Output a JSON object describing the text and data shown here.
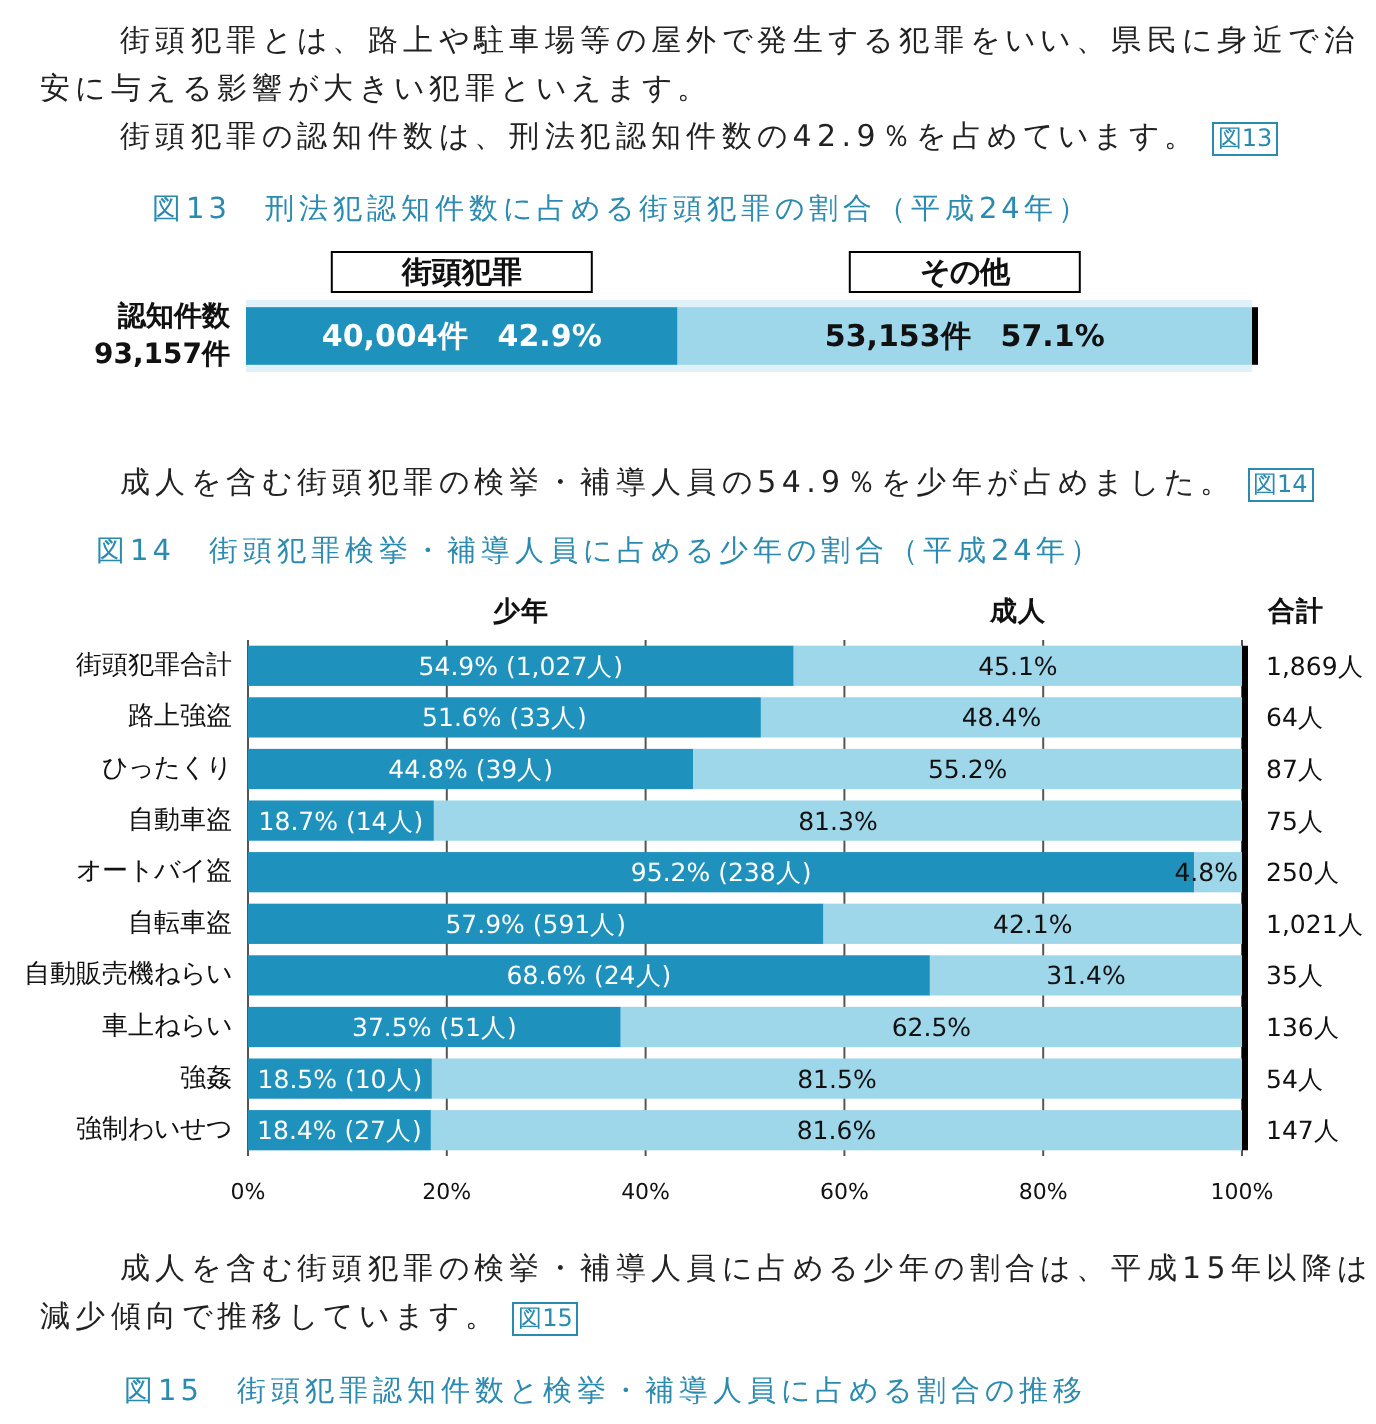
{
  "chart_data": [
    {
      "type": "bar",
      "orientation": "horizontal",
      "stacked": true,
      "title": "図13　刑法犯認知件数に占める街頭犯罪の割合（平成24年）",
      "annotations": [
        "街頭犯罪とは、路上や駐車場等の屋外で発生する犯罪をいい、県民に身近で治安に与える影響が大きい犯罪といえます。",
        "街頭犯罪の認知件数は、刑法犯認知件数の42.9％を占めています。",
        "図13"
      ],
      "categories": [
        "認知件数\n93,157件"
      ],
      "series": [
        {
          "name": "街頭犯罪",
          "color": "#1f91bd",
          "values": [
            42.9
          ],
          "value_labels": [
            "40,004件　42.9%"
          ]
        },
        {
          "name": "その他",
          "color": "#9fd7ea",
          "values": [
            57.1
          ],
          "value_labels": [
            "53,153件　57.1%"
          ]
        }
      ],
      "xlim": [
        0,
        100
      ],
      "legend": "top"
    },
    {
      "type": "bar",
      "orientation": "horizontal",
      "stacked": true,
      "title": "図14　街頭犯罪検挙・補導人員に占める少年の割合（平成24年）",
      "annotations": [
        "成人を含む街頭犯罪の検挙・補導人員の54.9％を少年が占めました。",
        "図14",
        "合計",
        "成人を含む街頭犯罪の検挙・補導人員に占める少年の割合は、平成15年以降は減少傾向で推移しています。",
        "図15",
        "図15　街頭犯罪認知件数と検挙・補導人員に占める割合の推移",
        "1,869人",
        "64人",
        "87人",
        "75人",
        "250人",
        "1,021人",
        "35人",
        "136人",
        "54人",
        "147人"
      ],
      "categories": [
        "街頭犯罪合計",
        "路上強盗",
        "ひったくり",
        "自動車盗",
        "オートバイ盗",
        "自転車盗",
        "自動販売機ねらい",
        "車上ねらい",
        "強姦",
        "強制わいせつ"
      ],
      "series": [
        {
          "name": "少年",
          "color": "#1f91bd",
          "values": [
            54.9,
            51.6,
            44.8,
            18.7,
            95.2,
            57.9,
            68.6,
            37.5,
            18.5,
            18.4
          ],
          "value_labels": [
            "54.9% (1,027人)",
            "51.6% (33人)",
            "44.8% (39人)",
            "18.7% (14人)",
            "95.2% (238人)",
            "57.9% (591人)",
            "68.6% (24人)",
            "37.5% (51人)",
            "18.5% (10人)",
            "18.4% (27人)"
          ]
        },
        {
          "name": "成人",
          "color": "#9fd7ea",
          "values": [
            45.1,
            48.4,
            55.2,
            81.3,
            4.8,
            42.1,
            31.4,
            62.5,
            81.5,
            81.6
          ],
          "value_labels": [
            "45.1%",
            "48.4%",
            "55.2%",
            "81.3%",
            "4.8%",
            "42.1%",
            "31.4%",
            "62.5%",
            "81.5%",
            "81.6%"
          ]
        }
      ],
      "xlim": [
        0,
        100
      ],
      "xticks": [
        {
          "value": 0,
          "label": "0%"
        },
        {
          "value": 20,
          "label": "20%"
        },
        {
          "value": 40,
          "label": "40%"
        },
        {
          "value": 60,
          "label": "60%"
        },
        {
          "value": 80,
          "label": "80%"
        },
        {
          "value": 100,
          "label": "100%"
        }
      ],
      "grid": "x",
      "legend": "top"
    }
  ]
}
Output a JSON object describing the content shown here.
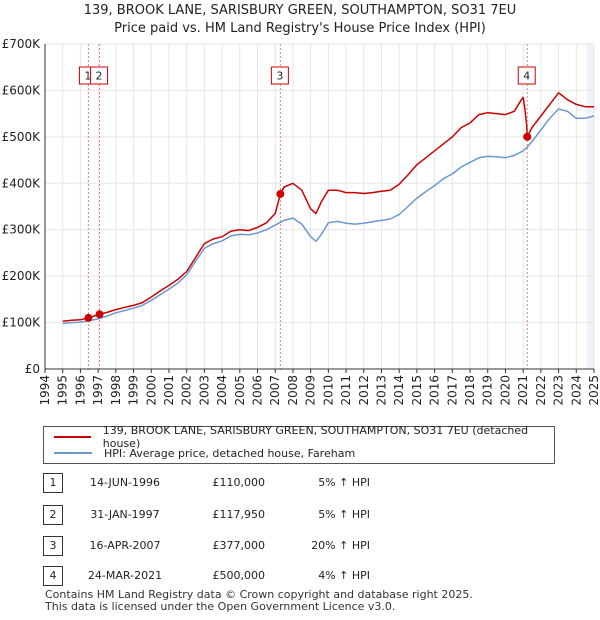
{
  "chart_data": {
    "type": "line",
    "title": "139, BROOK LANE, SARISBURY GREEN, SOUTHAMPTON, SO31 7EU",
    "subtitle": "Price paid vs. HM Land Registry's House Price Index (HPI)",
    "xlim": [
      1994,
      2025
    ],
    "ylim": [
      0,
      700000
    ],
    "x_ticks": [
      "1994",
      "1995",
      "1996",
      "1997",
      "1998",
      "1999",
      "2000",
      "2001",
      "2002",
      "2003",
      "2004",
      "2005",
      "2006",
      "2007",
      "2008",
      "2009",
      "2010",
      "2011",
      "2012",
      "2013",
      "2014",
      "2015",
      "2016",
      "2017",
      "2018",
      "2019",
      "2020",
      "2021",
      "2022",
      "2023",
      "2024",
      "2025"
    ],
    "y_ticks": [
      {
        "value": 0,
        "label": "£0"
      },
      {
        "value": 100000,
        "label": "£100K"
      },
      {
        "value": 200000,
        "label": "£200K"
      },
      {
        "value": 300000,
        "label": "£300K"
      },
      {
        "value": 400000,
        "label": "£400K"
      },
      {
        "value": 500000,
        "label": "£500K"
      },
      {
        "value": 600000,
        "label": "£600K"
      },
      {
        "value": 700000,
        "label": "£700K"
      }
    ],
    "series": [
      {
        "name": "139, BROOK LANE, SARISBURY GREEN, SOUTHAMPTON, SO31 7EU (detached house)",
        "color": "#cc0000",
        "points": [
          [
            1995.0,
            103000
          ],
          [
            1995.5,
            105000
          ],
          [
            1996.0,
            106000
          ],
          [
            1996.45,
            110000
          ],
          [
            1997.08,
            117950
          ],
          [
            1997.5,
            122000
          ],
          [
            1998.0,
            128000
          ],
          [
            1998.5,
            133000
          ],
          [
            1999.0,
            137000
          ],
          [
            1999.5,
            143000
          ],
          [
            2000.0,
            155000
          ],
          [
            2000.5,
            168000
          ],
          [
            2001.0,
            180000
          ],
          [
            2001.5,
            193000
          ],
          [
            2002.0,
            210000
          ],
          [
            2002.5,
            240000
          ],
          [
            2003.0,
            270000
          ],
          [
            2003.5,
            280000
          ],
          [
            2004.0,
            285000
          ],
          [
            2004.5,
            297000
          ],
          [
            2005.0,
            300000
          ],
          [
            2005.5,
            298000
          ],
          [
            2006.0,
            305000
          ],
          [
            2006.5,
            315000
          ],
          [
            2007.0,
            335000
          ],
          [
            2007.29,
            377000
          ],
          [
            2007.5,
            392000
          ],
          [
            2008.0,
            400000
          ],
          [
            2008.5,
            385000
          ],
          [
            2009.0,
            345000
          ],
          [
            2009.3,
            335000
          ],
          [
            2009.6,
            360000
          ],
          [
            2010.0,
            385000
          ],
          [
            2010.5,
            385000
          ],
          [
            2011.0,
            380000
          ],
          [
            2011.5,
            380000
          ],
          [
            2012.0,
            378000
          ],
          [
            2012.5,
            380000
          ],
          [
            2013.0,
            383000
          ],
          [
            2013.5,
            385000
          ],
          [
            2014.0,
            398000
          ],
          [
            2014.5,
            418000
          ],
          [
            2015.0,
            440000
          ],
          [
            2015.5,
            455000
          ],
          [
            2016.0,
            470000
          ],
          [
            2016.5,
            485000
          ],
          [
            2017.0,
            500000
          ],
          [
            2017.5,
            520000
          ],
          [
            2018.0,
            530000
          ],
          [
            2018.5,
            548000
          ],
          [
            2019.0,
            552000
          ],
          [
            2019.5,
            550000
          ],
          [
            2020.0,
            548000
          ],
          [
            2020.5,
            555000
          ],
          [
            2020.9,
            580000
          ],
          [
            2021.0,
            585000
          ],
          [
            2021.1,
            560000
          ],
          [
            2021.2,
            525000
          ],
          [
            2021.23,
            500000
          ],
          [
            2021.5,
            520000
          ],
          [
            2022.0,
            545000
          ],
          [
            2022.5,
            570000
          ],
          [
            2023.0,
            595000
          ],
          [
            2023.5,
            580000
          ],
          [
            2024.0,
            570000
          ],
          [
            2024.5,
            565000
          ],
          [
            2025.0,
            565000
          ]
        ]
      },
      {
        "name": "HPI: Average price, detached house, Fareham",
        "color": "#6f97cf",
        "points": [
          [
            1995.0,
            98000
          ],
          [
            1995.5,
            100000
          ],
          [
            1996.0,
            101000
          ],
          [
            1996.5,
            104000
          ],
          [
            1997.0,
            108000
          ],
          [
            1997.5,
            114000
          ],
          [
            1998.0,
            121000
          ],
          [
            1998.5,
            126000
          ],
          [
            1999.0,
            131000
          ],
          [
            1999.5,
            137000
          ],
          [
            2000.0,
            148000
          ],
          [
            2000.5,
            160000
          ],
          [
            2001.0,
            172000
          ],
          [
            2001.5,
            185000
          ],
          [
            2002.0,
            203000
          ],
          [
            2002.5,
            232000
          ],
          [
            2003.0,
            260000
          ],
          [
            2003.5,
            270000
          ],
          [
            2004.0,
            276000
          ],
          [
            2004.5,
            287000
          ],
          [
            2005.0,
            290000
          ],
          [
            2005.5,
            289000
          ],
          [
            2006.0,
            293000
          ],
          [
            2006.5,
            300000
          ],
          [
            2007.0,
            310000
          ],
          [
            2007.5,
            320000
          ],
          [
            2008.0,
            325000
          ],
          [
            2008.5,
            312000
          ],
          [
            2009.0,
            285000
          ],
          [
            2009.3,
            275000
          ],
          [
            2009.6,
            290000
          ],
          [
            2010.0,
            315000
          ],
          [
            2010.5,
            318000
          ],
          [
            2011.0,
            314000
          ],
          [
            2011.5,
            312000
          ],
          [
            2012.0,
            314000
          ],
          [
            2012.5,
            317000
          ],
          [
            2013.0,
            320000
          ],
          [
            2013.5,
            323000
          ],
          [
            2014.0,
            333000
          ],
          [
            2014.5,
            350000
          ],
          [
            2015.0,
            368000
          ],
          [
            2015.5,
            382000
          ],
          [
            2016.0,
            395000
          ],
          [
            2016.5,
            410000
          ],
          [
            2017.0,
            420000
          ],
          [
            2017.5,
            435000
          ],
          [
            2018.0,
            445000
          ],
          [
            2018.5,
            455000
          ],
          [
            2019.0,
            458000
          ],
          [
            2019.5,
            457000
          ],
          [
            2020.0,
            455000
          ],
          [
            2020.5,
            460000
          ],
          [
            2021.0,
            470000
          ],
          [
            2021.23,
            478000
          ],
          [
            2021.5,
            490000
          ],
          [
            2022.0,
            515000
          ],
          [
            2022.5,
            540000
          ],
          [
            2023.0,
            560000
          ],
          [
            2023.5,
            555000
          ],
          [
            2024.0,
            540000
          ],
          [
            2024.5,
            540000
          ],
          [
            2025.0,
            545000
          ]
        ]
      }
    ],
    "transactions": [
      {
        "label": "1",
        "year": 1996.45,
        "price": 110000
      },
      {
        "label": "2",
        "year": 1997.08,
        "price": 117950
      },
      {
        "label": "3",
        "year": 2007.29,
        "price": 377000
      },
      {
        "label": "4",
        "year": 2021.23,
        "price": 500000
      }
    ]
  },
  "legend": {
    "property": "139, BROOK LANE, SARISBURY GREEN, SOUTHAMPTON, SO31 7EU (detached house)",
    "hpi": "HPI: Average price, detached house, Fareham"
  },
  "table": [
    {
      "n": "1",
      "date": "14-JUN-1996",
      "price": "£110,000",
      "hpi": "5% ↑ HPI"
    },
    {
      "n": "2",
      "date": "31-JAN-1997",
      "price": "£117,950",
      "hpi": "5% ↑ HPI"
    },
    {
      "n": "3",
      "date": "16-APR-2007",
      "price": "£377,000",
      "hpi": "20% ↑ HPI"
    },
    {
      "n": "4",
      "date": "24-MAR-2021",
      "price": "£500,000",
      "hpi": "4% ↑ HPI"
    }
  ],
  "footer": {
    "line1": "Contains HM Land Registry data © Crown copyright and database right 2025.",
    "line2": "This data is licensed under the Open Government Licence v3.0."
  }
}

+-------+

### [What you should do]
Of the lines above, how many hold the word "Fareham"? Say the number alone.

### [Solution for this problem]
2